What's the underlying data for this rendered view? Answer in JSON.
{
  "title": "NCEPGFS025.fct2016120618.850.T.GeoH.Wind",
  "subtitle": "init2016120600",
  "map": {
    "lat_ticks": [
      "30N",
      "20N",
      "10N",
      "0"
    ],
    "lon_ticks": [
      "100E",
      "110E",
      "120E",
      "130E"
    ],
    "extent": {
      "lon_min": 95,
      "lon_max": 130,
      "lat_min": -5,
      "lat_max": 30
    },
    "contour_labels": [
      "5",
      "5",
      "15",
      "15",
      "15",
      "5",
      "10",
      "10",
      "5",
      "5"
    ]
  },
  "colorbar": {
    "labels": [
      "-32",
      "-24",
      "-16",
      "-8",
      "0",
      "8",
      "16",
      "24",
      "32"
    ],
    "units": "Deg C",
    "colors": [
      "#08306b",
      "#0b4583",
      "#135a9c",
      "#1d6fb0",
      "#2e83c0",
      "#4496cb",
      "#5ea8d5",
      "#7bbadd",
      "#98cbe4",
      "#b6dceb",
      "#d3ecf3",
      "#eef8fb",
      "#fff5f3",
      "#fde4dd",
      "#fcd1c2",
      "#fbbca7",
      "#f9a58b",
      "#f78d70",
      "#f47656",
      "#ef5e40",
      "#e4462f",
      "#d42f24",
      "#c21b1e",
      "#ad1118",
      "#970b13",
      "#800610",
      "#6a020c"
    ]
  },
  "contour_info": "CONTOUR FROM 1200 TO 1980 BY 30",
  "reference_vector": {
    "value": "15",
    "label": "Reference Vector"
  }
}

◆ ◆ ◆ ◆

## Given instruction
Each entry must be reproduced verbatim.

## Solution below
What's the underlying data for this rendered view? Answer in JSON.
{
  "title": "NCEPGFS025.fct2016120618.850.T.GeoH.Wind",
  "subtitle": "init2016120600",
  "map": {
    "lat_ticks": [
      "30N",
      "20N",
      "10N",
      "0"
    ],
    "lon_ticks": [
      "100E",
      "110E",
      "120E",
      "130E"
    ],
    "extent": {
      "lon_min": 95,
      "lon_max": 130,
      "lat_min": -5,
      "lat_max": 30
    },
    "contour_labels": [
      "5",
      "5",
      "15",
      "15",
      "15",
      "5",
      "10",
      "10",
      "5",
      "5"
    ]
  },
  "colorbar": {
    "labels": [
      "-32",
      "-24",
      "-16",
      "-8",
      "0",
      "8",
      "16",
      "24",
      "32"
    ],
    "units": "Deg C",
    "colors": [
      "#08306b",
      "#0b4583",
      "#135a9c",
      "#1d6fb0",
      "#2e83c0",
      "#4496cb",
      "#5ea8d5",
      "#7bbadd",
      "#98cbe4",
      "#b6dceb",
      "#d3ecf3",
      "#eef8fb",
      "#fff5f3",
      "#fde4dd",
      "#fcd1c2",
      "#fbbca7",
      "#f9a58b",
      "#f78d70",
      "#f47656",
      "#ef5e40",
      "#e4462f",
      "#d42f24",
      "#c21b1e",
      "#ad1118",
      "#970b13",
      "#800610",
      "#6a020c"
    ]
  },
  "contour_info": "CONTOUR FROM 1200 TO 1980 BY 30",
  "reference_vector": {
    "value": "15",
    "label": "Reference Vector"
  }
}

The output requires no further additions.